== Source data ==

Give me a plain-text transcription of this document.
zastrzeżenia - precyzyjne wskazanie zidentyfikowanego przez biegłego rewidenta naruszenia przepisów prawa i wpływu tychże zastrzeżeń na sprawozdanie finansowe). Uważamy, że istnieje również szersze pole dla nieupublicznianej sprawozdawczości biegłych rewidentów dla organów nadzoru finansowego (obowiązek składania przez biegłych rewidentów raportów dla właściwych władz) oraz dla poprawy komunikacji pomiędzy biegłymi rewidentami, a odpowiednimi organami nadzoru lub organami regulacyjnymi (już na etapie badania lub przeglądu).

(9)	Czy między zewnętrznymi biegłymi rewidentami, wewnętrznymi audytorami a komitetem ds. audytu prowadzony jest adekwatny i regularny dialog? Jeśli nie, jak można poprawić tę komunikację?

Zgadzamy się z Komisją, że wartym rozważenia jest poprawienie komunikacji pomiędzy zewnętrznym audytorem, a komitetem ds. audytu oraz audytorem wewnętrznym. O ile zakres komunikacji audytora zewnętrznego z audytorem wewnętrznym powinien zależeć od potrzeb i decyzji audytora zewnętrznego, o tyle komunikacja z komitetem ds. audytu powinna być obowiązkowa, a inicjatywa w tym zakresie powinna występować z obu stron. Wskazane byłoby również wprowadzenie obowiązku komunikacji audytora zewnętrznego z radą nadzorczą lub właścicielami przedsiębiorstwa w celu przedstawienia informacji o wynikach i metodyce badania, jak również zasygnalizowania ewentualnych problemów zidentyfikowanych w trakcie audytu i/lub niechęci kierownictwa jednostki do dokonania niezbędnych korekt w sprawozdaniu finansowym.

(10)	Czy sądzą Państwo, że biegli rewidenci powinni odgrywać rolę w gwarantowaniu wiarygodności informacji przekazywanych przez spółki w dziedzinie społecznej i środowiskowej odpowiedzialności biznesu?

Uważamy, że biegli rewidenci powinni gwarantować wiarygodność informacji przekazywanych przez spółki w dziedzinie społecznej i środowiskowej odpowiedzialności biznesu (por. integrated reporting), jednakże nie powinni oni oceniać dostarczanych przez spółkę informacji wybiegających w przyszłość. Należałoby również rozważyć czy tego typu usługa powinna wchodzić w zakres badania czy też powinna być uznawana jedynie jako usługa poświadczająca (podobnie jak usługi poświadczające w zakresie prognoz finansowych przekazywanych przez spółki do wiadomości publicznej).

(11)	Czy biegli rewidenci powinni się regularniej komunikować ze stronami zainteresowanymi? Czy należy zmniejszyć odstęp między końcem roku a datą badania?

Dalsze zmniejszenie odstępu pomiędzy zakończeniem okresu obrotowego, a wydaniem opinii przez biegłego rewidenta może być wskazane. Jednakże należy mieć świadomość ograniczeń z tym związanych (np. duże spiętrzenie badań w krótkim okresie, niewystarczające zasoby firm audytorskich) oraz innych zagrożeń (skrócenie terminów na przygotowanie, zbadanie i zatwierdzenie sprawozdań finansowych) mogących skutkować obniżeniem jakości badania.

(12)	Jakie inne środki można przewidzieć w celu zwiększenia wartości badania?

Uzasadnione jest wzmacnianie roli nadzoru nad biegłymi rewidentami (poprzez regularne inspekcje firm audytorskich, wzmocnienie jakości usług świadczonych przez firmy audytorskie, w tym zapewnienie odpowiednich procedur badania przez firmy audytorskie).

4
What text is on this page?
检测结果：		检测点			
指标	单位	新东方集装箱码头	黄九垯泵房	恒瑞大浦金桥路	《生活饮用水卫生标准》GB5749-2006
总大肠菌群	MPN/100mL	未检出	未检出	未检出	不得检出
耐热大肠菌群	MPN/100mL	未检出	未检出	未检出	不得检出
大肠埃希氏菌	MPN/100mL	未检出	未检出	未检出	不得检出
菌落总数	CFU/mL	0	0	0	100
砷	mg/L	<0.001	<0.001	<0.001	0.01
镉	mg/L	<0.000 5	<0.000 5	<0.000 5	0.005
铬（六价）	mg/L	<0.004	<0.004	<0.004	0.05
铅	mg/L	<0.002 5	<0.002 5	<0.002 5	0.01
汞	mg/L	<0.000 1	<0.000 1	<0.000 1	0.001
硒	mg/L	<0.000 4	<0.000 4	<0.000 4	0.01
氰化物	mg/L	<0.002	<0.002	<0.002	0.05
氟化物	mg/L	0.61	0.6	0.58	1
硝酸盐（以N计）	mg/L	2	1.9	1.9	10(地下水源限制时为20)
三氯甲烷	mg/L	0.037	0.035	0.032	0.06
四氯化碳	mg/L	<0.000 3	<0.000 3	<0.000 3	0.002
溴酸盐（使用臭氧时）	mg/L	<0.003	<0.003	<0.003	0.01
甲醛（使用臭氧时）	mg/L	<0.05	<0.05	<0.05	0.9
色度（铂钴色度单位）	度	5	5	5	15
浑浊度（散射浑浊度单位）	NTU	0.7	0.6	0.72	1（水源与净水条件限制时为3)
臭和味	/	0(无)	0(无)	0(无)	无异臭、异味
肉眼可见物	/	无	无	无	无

===

Your task is to list each line of the records with the word "można".

(9)	Czy między zewnętrznymi biegłymi rewidentami, wewnętrznymi audytorami a komitetem ds. audytu prowadzony jest adekwatny i regularny dialog? Jeśli nie, jak można poprawić tę komunikację?
(12)	Jakie inne środki można przewidzieć w celu zwiększenia wartości badania?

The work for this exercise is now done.